— WORK TO BE COMPLETED —
In full and without alteration, repeat the material.

[Stored data entries]
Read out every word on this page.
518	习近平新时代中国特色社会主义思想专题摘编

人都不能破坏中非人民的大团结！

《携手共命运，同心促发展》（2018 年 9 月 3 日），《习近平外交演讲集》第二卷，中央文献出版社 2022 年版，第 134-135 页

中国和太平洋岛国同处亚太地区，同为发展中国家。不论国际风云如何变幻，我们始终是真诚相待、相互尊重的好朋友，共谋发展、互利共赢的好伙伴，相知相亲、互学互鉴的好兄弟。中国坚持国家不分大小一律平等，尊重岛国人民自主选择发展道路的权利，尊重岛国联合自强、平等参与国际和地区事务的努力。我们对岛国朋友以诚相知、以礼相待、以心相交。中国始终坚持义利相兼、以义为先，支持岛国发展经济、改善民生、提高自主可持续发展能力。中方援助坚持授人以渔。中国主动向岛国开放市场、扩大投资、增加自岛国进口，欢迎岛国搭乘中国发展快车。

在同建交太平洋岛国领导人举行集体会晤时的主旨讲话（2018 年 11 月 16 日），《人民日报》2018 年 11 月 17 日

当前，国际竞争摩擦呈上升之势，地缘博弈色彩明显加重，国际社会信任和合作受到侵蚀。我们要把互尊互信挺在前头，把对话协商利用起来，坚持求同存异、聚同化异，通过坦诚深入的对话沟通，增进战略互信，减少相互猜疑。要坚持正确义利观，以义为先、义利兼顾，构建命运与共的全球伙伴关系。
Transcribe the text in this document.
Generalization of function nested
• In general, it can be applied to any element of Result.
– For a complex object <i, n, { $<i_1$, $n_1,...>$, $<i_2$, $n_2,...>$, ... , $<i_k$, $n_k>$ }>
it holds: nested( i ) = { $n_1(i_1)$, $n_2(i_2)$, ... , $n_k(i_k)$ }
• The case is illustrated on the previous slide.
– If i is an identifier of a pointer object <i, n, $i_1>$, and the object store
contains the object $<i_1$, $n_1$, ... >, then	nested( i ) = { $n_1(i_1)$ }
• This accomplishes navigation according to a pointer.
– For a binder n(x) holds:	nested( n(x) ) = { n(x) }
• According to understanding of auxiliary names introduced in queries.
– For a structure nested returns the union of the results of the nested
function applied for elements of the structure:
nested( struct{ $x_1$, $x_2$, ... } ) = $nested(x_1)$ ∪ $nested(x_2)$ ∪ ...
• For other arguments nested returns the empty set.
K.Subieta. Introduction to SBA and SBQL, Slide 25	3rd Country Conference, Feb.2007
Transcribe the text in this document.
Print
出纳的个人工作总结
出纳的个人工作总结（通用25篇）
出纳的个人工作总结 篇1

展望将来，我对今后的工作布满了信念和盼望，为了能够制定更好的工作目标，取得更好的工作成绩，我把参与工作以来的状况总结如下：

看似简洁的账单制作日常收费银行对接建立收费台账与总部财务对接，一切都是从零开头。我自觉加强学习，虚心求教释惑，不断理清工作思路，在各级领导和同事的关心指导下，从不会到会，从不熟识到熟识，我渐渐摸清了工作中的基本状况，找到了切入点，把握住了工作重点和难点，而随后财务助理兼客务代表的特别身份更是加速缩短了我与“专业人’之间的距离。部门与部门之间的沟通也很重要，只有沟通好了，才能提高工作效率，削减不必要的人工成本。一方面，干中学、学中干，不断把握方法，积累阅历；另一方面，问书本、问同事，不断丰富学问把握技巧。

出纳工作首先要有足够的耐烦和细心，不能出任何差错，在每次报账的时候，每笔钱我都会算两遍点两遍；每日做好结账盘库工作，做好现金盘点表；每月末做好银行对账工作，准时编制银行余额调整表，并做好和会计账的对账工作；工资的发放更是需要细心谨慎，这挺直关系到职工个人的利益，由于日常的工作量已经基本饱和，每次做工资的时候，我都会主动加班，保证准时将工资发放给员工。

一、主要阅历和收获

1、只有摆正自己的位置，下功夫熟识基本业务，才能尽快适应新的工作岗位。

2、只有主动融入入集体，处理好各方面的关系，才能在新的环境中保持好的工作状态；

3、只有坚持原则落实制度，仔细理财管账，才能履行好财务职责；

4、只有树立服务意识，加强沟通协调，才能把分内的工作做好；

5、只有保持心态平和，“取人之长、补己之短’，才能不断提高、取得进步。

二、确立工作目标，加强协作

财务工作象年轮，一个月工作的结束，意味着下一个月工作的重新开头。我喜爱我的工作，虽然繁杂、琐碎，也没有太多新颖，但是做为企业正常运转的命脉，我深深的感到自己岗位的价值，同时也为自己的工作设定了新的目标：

— PROBLEM SOLUTION —
Read out every word on this page.
518	习近平新时代中国特色社会主义思想专题摘编

人都不能破坏中非人民的大团结！

《携手共命运，同心促发展》（2018 年 9 月 3 日），《习近平外交演讲集》第二卷，中央文献出版社 2022 年版，第 134-135 页

中国和太平洋岛国同处亚太地区，同为发展中国家。不论国际风云如何变幻，我们始终是真诚相待、相互尊重的好朋友，共谋发展、互利共赢的好伙伴，相知相亲、互学互鉴的好兄弟。中国坚持国家不分大小一律平等，尊重岛国人民自主选择发展道路的权利，尊重岛国联合自强、平等参与国际和地区事务的努力。我们对岛国朋友以诚相知、以礼相待、以心相交。中国始终坚持义利相兼、以义为先，支持岛国发展经济、改善民生、提高自主可持续发展能力。中方援助坚持授人以渔。中国主动向岛国开放市场、扩大投资、增加自岛国进口，欢迎岛国搭乘中国发展快车。

在同建交太平洋岛国领导人举行集体会晤时的主旨讲话（2018 年 11 月 16 日），《人民日报》2018 年 11 月 17 日

当前，国际竞争摩擦呈上升之势，地缘博弈色彩明显加重，国际社会信任和合作受到侵蚀。我们要把互尊互信挺在前头，把对话协商利用起来，坚持求同存异、聚同化异，通过坦诚深入的对话沟通，增进战略互信，减少相互猜疑。要坚持正确义利观，以义为先、义利兼顾，构建命运与共的全球伙伴关系。
Transcribe the text in this document.
Generalization of function nested
• In general, it can be applied to any element of Result.
– For a complex object <i, n, { $<i_1$, $n_1,...>$, $<i_2$, $n_2,...>$, ... , $<i_k$, $n_k>$ }>
it holds: nested( i ) = { $n_1(i_1)$, $n_2(i_2)$, ... , $n_k(i_k)$ }
• The case is illustrated on the previous slide.
– If i is an identifier of a pointer object <i, n, $i_1>$, and the object store
contains the object $<i_1$, $n_1$, ... >, then	nested( i ) = { $n_1(i_1)$ }
• This accomplishes navigation according to a pointer.
– For a binder n(x) holds:	nested( n(x) ) = { n(x) }
• According to understanding of auxiliary names introduced in queries.
– For a structure nested returns the union of the results of the nested
function applied for elements of the structure:
nested( struct{ $x_1$, $x_2$, ... } ) = $nested(x_1)$ ∪ $nested(x_2)$ ∪ ...
• For other arguments nested returns the empty set.
K.Subieta. Introduction to SBA and SBQL, Slide 25	3rd Country Conference, Feb.2007
Transcribe the text in this document.
Print
出纳的个人工作总结
出纳的个人工作总结（通用25篇）
出纳的个人工作总结 篇1

展望将来，我对今后的工作布满了信念和盼望，为了能够制定更好的工作目标，取得更好的工作成绩，我把参与工作以来的状况总结如下：

看似简洁的账单制作日常收费银行对接建立收费台账与总部财务对接，一切都是从零开头。我自觉加强学习，虚心求教释惑，不断理清工作思路，在各级领导和同事的关心指导下，从不会到会，从不熟识到熟识，我渐渐摸清了工作中的基本状况，找到了切入点，把握住了工作重点和难点，而随后财务助理兼客务代表的特别身份更是加速缩短了我与“专业人’之间的距离。部门与部门之间的沟通也很重要，只有沟通好了，才能提高工作效率，削减不必要的人工成本。一方面，干中学、学中干，不断把握方法，积累阅历；另一方面，问书本、问同事，不断丰富学问把握技巧。

出纳工作首先要有足够的耐烦和细心，不能出任何差错，在每次报账的时候，每笔钱我都会算两遍点两遍；每日做好结账盘库工作，做好现金盘点表；每月末做好银行对账工作，准时编制银行余额调整表，并做好和会计账的对账工作；工资的发放更是需要细心谨慎，这挺直关系到职工个人的利益，由于日常的工作量已经基本饱和，每次做工资的时候，我都会主动加班，保证准时将工资发放给员工。

一、主要阅历和收获

1、只有摆正自己的位置，下功夫熟识基本业务，才能尽快适应新的工作岗位。

2、只有主动融入入集体，处理好各方面的关系，才能在新的环境中保持好的工作状态；

3、只有坚持原则落实制度，仔细理财管账，才能履行好财务职责；

4、只有树立服务意识，加强沟通协调，才能把分内的工作做好；

5、只有保持心态平和，“取人之长、补己之短’，才能不断提高、取得进步。

二、确立工作目标，加强协作

财务工作象年轮，一个月工作的结束，意味着下一个月工作的重新开头。我喜爱我的工作，虽然繁杂、琐碎，也没有太多新颖，但是做为企业正常运转的命脉，我深深的感到自己岗位的价值，同时也为自己的工作设定了新的目标：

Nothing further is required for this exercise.